— START OF RECORDS FOR THE TASK —

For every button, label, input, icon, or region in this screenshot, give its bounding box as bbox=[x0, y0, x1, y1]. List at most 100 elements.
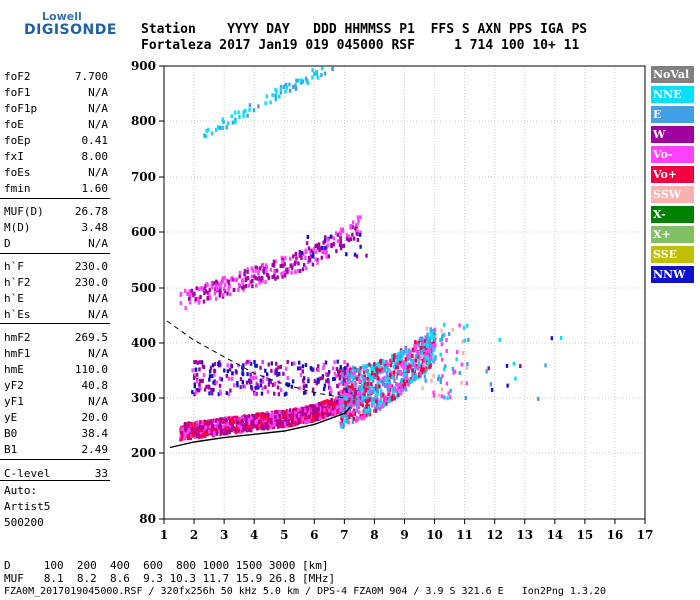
logo-line1: Lowell bbox=[42, 10, 82, 23]
echo-point bbox=[324, 249, 328, 254]
echo-point bbox=[345, 365, 349, 370]
echo-point bbox=[221, 126, 224, 131]
echo-point bbox=[413, 358, 416, 363]
param-name: foEs bbox=[4, 166, 31, 179]
echo-point bbox=[348, 399, 351, 404]
echo-point bbox=[424, 353, 427, 358]
echo-point bbox=[259, 383, 263, 388]
echo-point bbox=[384, 366, 387, 371]
echo-point bbox=[385, 364, 389, 369]
echo-point bbox=[395, 394, 399, 399]
echo-point bbox=[188, 423, 191, 428]
echo-point bbox=[389, 358, 392, 363]
echo-point bbox=[378, 368, 382, 373]
echo-point bbox=[350, 237, 353, 242]
echo-point bbox=[227, 416, 230, 421]
echo-point bbox=[265, 94, 268, 99]
echo-point bbox=[304, 417, 307, 422]
echo-point bbox=[400, 388, 403, 392]
echo-point bbox=[414, 365, 417, 370]
echo-point bbox=[344, 370, 347, 375]
echo-point bbox=[276, 275, 279, 280]
echo-point bbox=[261, 375, 265, 380]
echo-point bbox=[376, 392, 379, 397]
echo-point bbox=[297, 420, 300, 425]
echo-point bbox=[303, 410, 306, 415]
echo-point bbox=[426, 361, 429, 366]
echo-point bbox=[282, 409, 285, 414]
echo-point bbox=[321, 250, 324, 254]
echo-point bbox=[301, 406, 304, 411]
echo-point bbox=[352, 220, 355, 225]
echo-point bbox=[314, 249, 318, 254]
echo-point bbox=[348, 375, 351, 380]
echo-point bbox=[399, 369, 402, 374]
echo-point bbox=[210, 387, 213, 392]
param-row: yF2 40.8 bbox=[4, 378, 108, 394]
echo-point bbox=[254, 417, 257, 422]
echo-point bbox=[184, 288, 187, 293]
echo-point bbox=[368, 395, 371, 400]
echo-point bbox=[239, 385, 242, 390]
echo-point bbox=[230, 428, 233, 432]
echo-point bbox=[268, 416, 272, 421]
echo-point bbox=[339, 365, 342, 370]
echo-point bbox=[274, 276, 277, 281]
echo-point bbox=[346, 411, 350, 416]
echo-point bbox=[265, 413, 268, 418]
echo-point bbox=[261, 359, 264, 364]
echo-point bbox=[279, 364, 282, 369]
echo-point bbox=[279, 264, 282, 269]
param-value: N/A bbox=[88, 237, 108, 250]
echo-point bbox=[396, 387, 400, 392]
echo-point bbox=[379, 358, 383, 363]
echo-point bbox=[376, 370, 379, 375]
echo-point bbox=[537, 396, 540, 401]
echo-point bbox=[197, 300, 200, 305]
echo-point bbox=[426, 332, 429, 337]
echo-point bbox=[460, 380, 463, 385]
echo-point bbox=[272, 415, 275, 419]
echo-point bbox=[402, 366, 405, 371]
echo-point bbox=[212, 281, 216, 286]
echo-point bbox=[351, 365, 355, 370]
echo-point bbox=[259, 425, 263, 430]
echo-point bbox=[302, 378, 305, 383]
echo-point bbox=[318, 248, 321, 253]
echo-point bbox=[258, 280, 261, 285]
param-row: hmF2 269.5 bbox=[4, 330, 108, 346]
echo-point bbox=[253, 274, 256, 279]
echo-point bbox=[260, 391, 264, 396]
param-row: D N/A bbox=[4, 236, 108, 252]
echo-point bbox=[295, 256, 298, 261]
legend-item-vo-: Vo- bbox=[651, 146, 694, 163]
echo-point bbox=[303, 376, 306, 381]
echo-point bbox=[466, 362, 469, 367]
muf-line: MUF 8.1 8.2 8.6 9.3 10.3 11.7 15.9 26.8 … bbox=[4, 572, 336, 585]
echo-point bbox=[322, 240, 325, 245]
echo-point bbox=[316, 414, 319, 419]
echo-point bbox=[426, 348, 430, 352]
echo-point bbox=[323, 407, 326, 412]
echo-point bbox=[403, 382, 406, 387]
echo-point bbox=[231, 421, 234, 426]
echo-point bbox=[284, 410, 288, 415]
echo-point bbox=[298, 269, 302, 273]
echo-point bbox=[230, 376, 234, 381]
echo-point bbox=[290, 265, 294, 270]
echo-point bbox=[402, 360, 405, 365]
echo-point bbox=[381, 404, 385, 409]
param-name: hmF1 bbox=[4, 347, 31, 360]
echo-point bbox=[356, 232, 359, 237]
echo-point bbox=[390, 395, 394, 400]
echo-point bbox=[388, 380, 391, 385]
echo-point bbox=[226, 363, 229, 368]
echo-point bbox=[445, 338, 448, 343]
echo-point bbox=[252, 421, 255, 426]
echo-point bbox=[279, 90, 283, 95]
echo-point bbox=[195, 286, 198, 291]
echo-point bbox=[350, 396, 353, 401]
echo-point bbox=[381, 401, 384, 406]
echo-point bbox=[424, 369, 427, 374]
echo-point bbox=[285, 382, 288, 387]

— END OF RECORDS FOR THE TASK —

AIM OF THE EXERCISE → Put all the rows above into a numbered list, leaving out the pictures and any blank lines.

SOLUTION BELOW →
1. For every button, label, input, icon, or region in this screenshot, give its bounding box as bbox=[x0, y0, x1, y1]. List at most 100 elements.
2. logo-line1: Lowell bbox=[42, 10, 82, 23]
3. echo-point bbox=[324, 249, 328, 254]
4. echo-point bbox=[345, 365, 349, 370]
5. echo-point bbox=[221, 126, 224, 131]
6. echo-point bbox=[413, 358, 416, 363]
7. param-name: foEs bbox=[4, 166, 31, 179]
8. echo-point bbox=[348, 399, 351, 404]
9. echo-point bbox=[424, 353, 427, 358]
10. echo-point bbox=[259, 383, 263, 388]
11. echo-point bbox=[384, 366, 387, 371]
12. echo-point bbox=[385, 364, 389, 369]
13. echo-point bbox=[395, 394, 399, 399]
14. echo-point bbox=[188, 423, 191, 428]
15. echo-point bbox=[389, 358, 392, 363]
16. echo-point bbox=[378, 368, 382, 373]
17. echo-point bbox=[350, 237, 353, 242]
18. echo-point bbox=[227, 416, 230, 421]
19. echo-point bbox=[265, 94, 268, 99]
20. echo-point bbox=[304, 417, 307, 422]
21. echo-point bbox=[400, 388, 403, 392]
22. echo-point bbox=[414, 365, 417, 370]
23. echo-point bbox=[344, 370, 347, 375]
24. echo-point bbox=[276, 275, 279, 280]
25. echo-point bbox=[261, 375, 265, 380]
26. echo-point bbox=[376, 392, 379, 397]
27. echo-point bbox=[297, 420, 300, 425]
28. echo-point bbox=[303, 410, 306, 415]
29. echo-point bbox=[426, 361, 429, 366]
30. echo-point bbox=[282, 409, 285, 414]
31. echo-point bbox=[321, 250, 324, 254]
32. echo-point bbox=[301, 406, 304, 411]
33. echo-point bbox=[352, 220, 355, 225]
34. echo-point bbox=[314, 249, 318, 254]
35. echo-point bbox=[348, 375, 351, 380]
36. echo-point bbox=[399, 369, 402, 374]
37. echo-point bbox=[210, 387, 213, 392]
38. param-row: yF2 40.8 bbox=[4, 378, 108, 394]
39. echo-point bbox=[254, 417, 257, 422]
40. echo-point bbox=[184, 288, 187, 293]
41. echo-point bbox=[368, 395, 371, 400]
42. echo-point bbox=[239, 385, 242, 390]
43. echo-point bbox=[230, 428, 233, 432]
44. echo-point bbox=[268, 416, 272, 421]
45. echo-point bbox=[339, 365, 342, 370]
46. echo-point bbox=[274, 276, 277, 281]
47. echo-point bbox=[346, 411, 350, 416]
48. echo-point bbox=[265, 413, 268, 418]
49. echo-point bbox=[261, 359, 264, 364]
50. echo-point bbox=[279, 364, 282, 369]
51. echo-point bbox=[279, 264, 282, 269]
52. param-value: N/A bbox=[88, 237, 108, 250]
53. echo-point bbox=[396, 387, 400, 392]
54. echo-point bbox=[379, 358, 383, 363]
55. echo-point bbox=[376, 370, 379, 375]
56. echo-point bbox=[537, 396, 540, 401]
57. echo-point bbox=[197, 300, 200, 305]
58. echo-point bbox=[426, 332, 429, 337]
59. echo-point bbox=[460, 380, 463, 385]
60. echo-point bbox=[272, 415, 275, 419]
61. echo-point bbox=[402, 366, 405, 371]
62. echo-point bbox=[212, 281, 216, 286]
63. echo-point bbox=[351, 365, 355, 370]
64. echo-point bbox=[259, 425, 263, 430]
65. echo-point bbox=[302, 378, 305, 383]
66. echo-point bbox=[318, 248, 321, 253]
67. echo-point bbox=[258, 280, 261, 285]
68. param-row: hmF2 269.5 bbox=[4, 330, 108, 346]
69. echo-point bbox=[253, 274, 256, 279]
70. echo-point bbox=[260, 391, 264, 396]
71. param-row: D N/A bbox=[4, 236, 108, 252]
72. echo-point bbox=[295, 256, 298, 261]
73. legend-item-vo-: Vo- bbox=[651, 146, 694, 163]
74. echo-point bbox=[303, 376, 306, 381]
75. echo-point bbox=[466, 362, 469, 367]
76. muf-line: MUF 8.1 8.2 8.6 9.3 10.3 11.7 15.9 26.8 … bbox=[4, 572, 336, 585]
77. echo-point bbox=[322, 240, 325, 245]
78. echo-point bbox=[316, 414, 319, 419]
79. echo-point bbox=[426, 348, 430, 352]
80. echo-point bbox=[323, 407, 326, 412]
81. echo-point bbox=[403, 382, 406, 387]
82. echo-point bbox=[231, 421, 234, 426]
83. echo-point bbox=[284, 410, 288, 415]
84. echo-point bbox=[298, 269, 302, 273]
85. echo-point bbox=[230, 376, 234, 381]
86. echo-point bbox=[290, 265, 294, 270]
87. echo-point bbox=[402, 360, 405, 365]
88. echo-point bbox=[381, 404, 385, 409]
89. param-name: hmF1 bbox=[4, 347, 31, 360]
90. echo-point bbox=[356, 232, 359, 237]
91. echo-point bbox=[390, 395, 394, 400]
92. echo-point bbox=[388, 380, 391, 385]
93. echo-point bbox=[226, 363, 229, 368]
94. echo-point bbox=[445, 338, 448, 343]
95. echo-point bbox=[252, 421, 255, 426]
96. echo-point bbox=[279, 90, 283, 95]
97. echo-point bbox=[195, 286, 198, 291]
98. echo-point bbox=[350, 396, 353, 401]
99. echo-point bbox=[381, 401, 384, 406]
100. echo-point bbox=[424, 369, 427, 374]
101. echo-point bbox=[285, 382, 288, 387]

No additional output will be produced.